■ Job: Every line holding the string "社会保障卡" should be gathered.

■ Data provided:

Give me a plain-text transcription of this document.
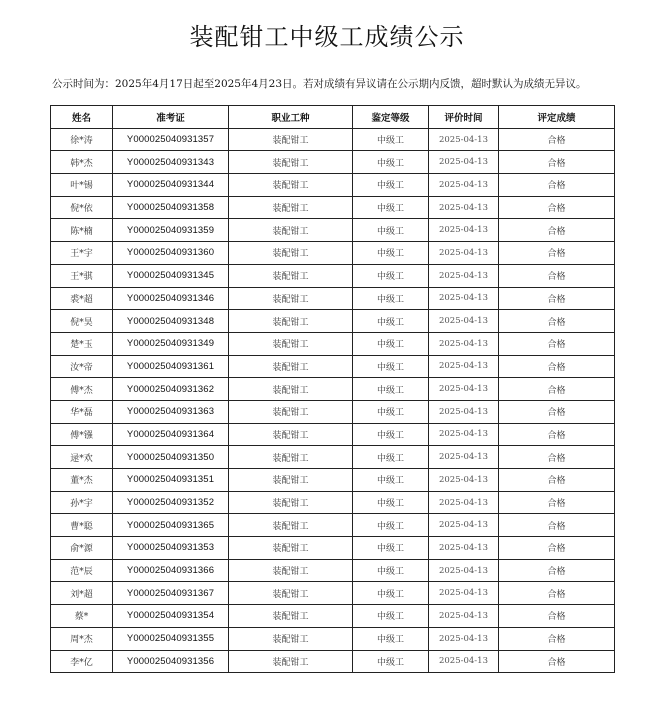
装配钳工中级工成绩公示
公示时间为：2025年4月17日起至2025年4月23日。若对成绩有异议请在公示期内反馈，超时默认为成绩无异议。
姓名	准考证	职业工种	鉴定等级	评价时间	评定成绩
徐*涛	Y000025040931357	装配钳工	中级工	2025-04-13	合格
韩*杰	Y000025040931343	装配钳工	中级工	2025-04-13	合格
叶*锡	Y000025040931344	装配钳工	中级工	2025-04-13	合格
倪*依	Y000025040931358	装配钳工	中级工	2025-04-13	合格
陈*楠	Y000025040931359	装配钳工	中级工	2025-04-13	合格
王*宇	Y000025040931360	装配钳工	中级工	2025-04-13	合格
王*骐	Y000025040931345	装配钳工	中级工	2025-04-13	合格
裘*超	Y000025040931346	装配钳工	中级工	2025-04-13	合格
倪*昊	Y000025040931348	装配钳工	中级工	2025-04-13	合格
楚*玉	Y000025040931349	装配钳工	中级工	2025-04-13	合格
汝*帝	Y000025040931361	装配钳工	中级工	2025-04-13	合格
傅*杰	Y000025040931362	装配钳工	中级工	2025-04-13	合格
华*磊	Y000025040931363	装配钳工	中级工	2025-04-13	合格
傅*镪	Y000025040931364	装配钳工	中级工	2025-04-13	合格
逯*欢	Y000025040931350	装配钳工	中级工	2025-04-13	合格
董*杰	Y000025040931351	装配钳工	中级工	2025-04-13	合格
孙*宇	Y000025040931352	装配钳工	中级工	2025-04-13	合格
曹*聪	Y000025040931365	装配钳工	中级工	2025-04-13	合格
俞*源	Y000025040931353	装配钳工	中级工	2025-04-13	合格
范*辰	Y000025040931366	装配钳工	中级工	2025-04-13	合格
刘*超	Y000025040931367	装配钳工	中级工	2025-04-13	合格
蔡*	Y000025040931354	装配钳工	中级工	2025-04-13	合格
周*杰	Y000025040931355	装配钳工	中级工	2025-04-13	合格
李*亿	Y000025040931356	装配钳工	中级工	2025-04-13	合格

--

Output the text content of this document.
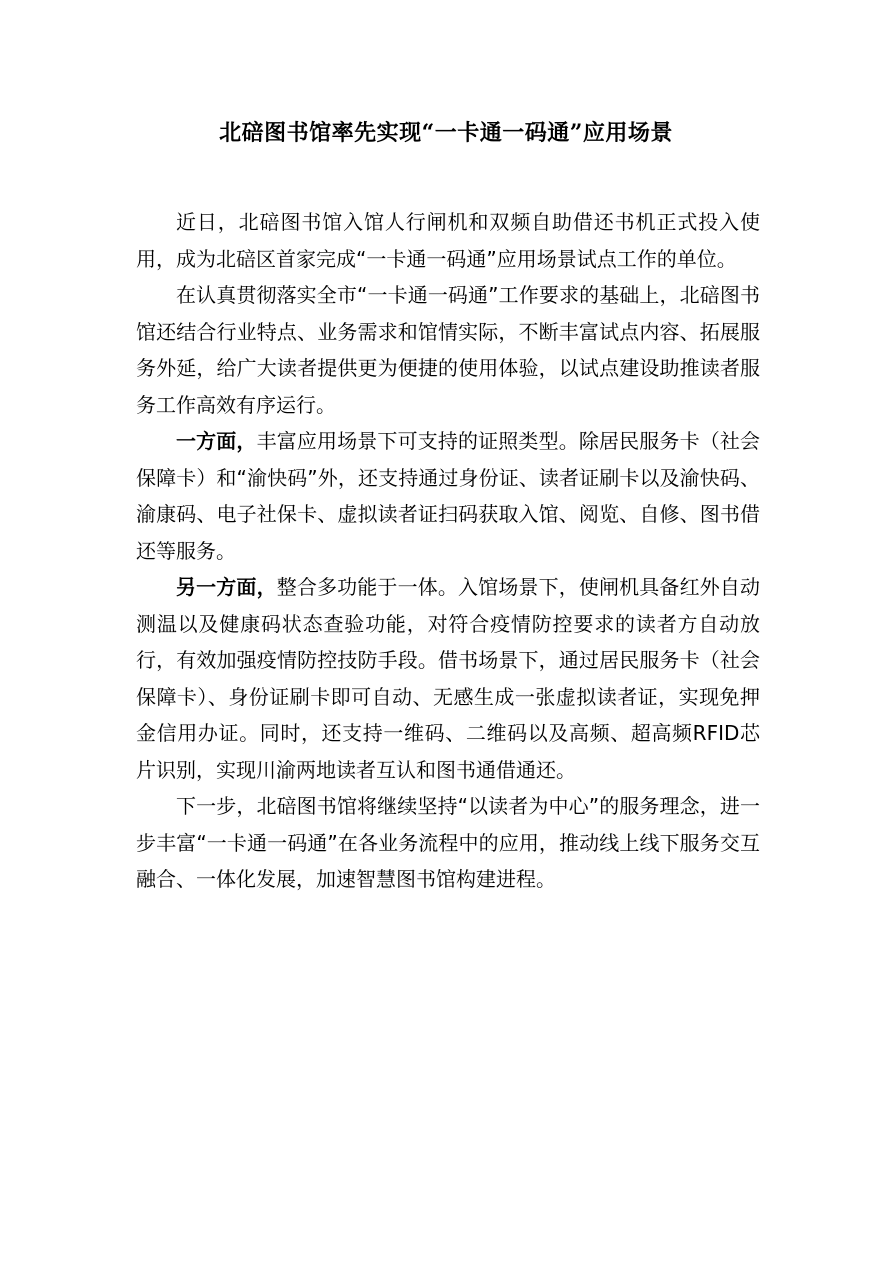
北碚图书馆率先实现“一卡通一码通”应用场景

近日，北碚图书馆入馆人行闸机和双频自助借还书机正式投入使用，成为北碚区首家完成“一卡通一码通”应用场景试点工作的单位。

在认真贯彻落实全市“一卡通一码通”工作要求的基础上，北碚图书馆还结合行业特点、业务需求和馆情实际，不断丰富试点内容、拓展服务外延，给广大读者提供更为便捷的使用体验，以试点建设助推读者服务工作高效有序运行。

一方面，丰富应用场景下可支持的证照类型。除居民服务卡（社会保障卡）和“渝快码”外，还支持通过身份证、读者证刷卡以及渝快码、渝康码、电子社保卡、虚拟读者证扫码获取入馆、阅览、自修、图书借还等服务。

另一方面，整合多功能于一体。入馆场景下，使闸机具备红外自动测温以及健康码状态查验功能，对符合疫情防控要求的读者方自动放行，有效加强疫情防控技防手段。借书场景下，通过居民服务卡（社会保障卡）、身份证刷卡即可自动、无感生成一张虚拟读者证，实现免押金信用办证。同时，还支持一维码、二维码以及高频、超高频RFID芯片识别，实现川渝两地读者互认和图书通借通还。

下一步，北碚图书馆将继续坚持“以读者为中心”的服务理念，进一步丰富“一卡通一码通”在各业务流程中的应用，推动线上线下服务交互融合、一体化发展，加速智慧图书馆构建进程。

■ Result of this task:
一方面，丰富应用场景下可支持的证照类型。除居民服务卡（社会保障卡）和“渝快码”外，还支持通过身份证、读者证刷卡以及渝快码、渝康码、电子社保卡、虚拟读者证扫码获取入馆、阅览、自修、图书借还等服务。
另一方面，整合多功能于一体。入馆场景下，使闸机具备红外自动测温以及健康码状态查验功能，对符合疫情防控要求的读者方自动放行，有效加强疫情防控技防手段。借书场景下，通过居民服务卡（社会保障卡）、身份证刷卡即可自动、无感生成一张虚拟读者证，实现免押金信用办证。同时，还支持一维码、二维码以及高频、超高频RFID芯片识别，实现川渝两地读者互认和图书通借通还。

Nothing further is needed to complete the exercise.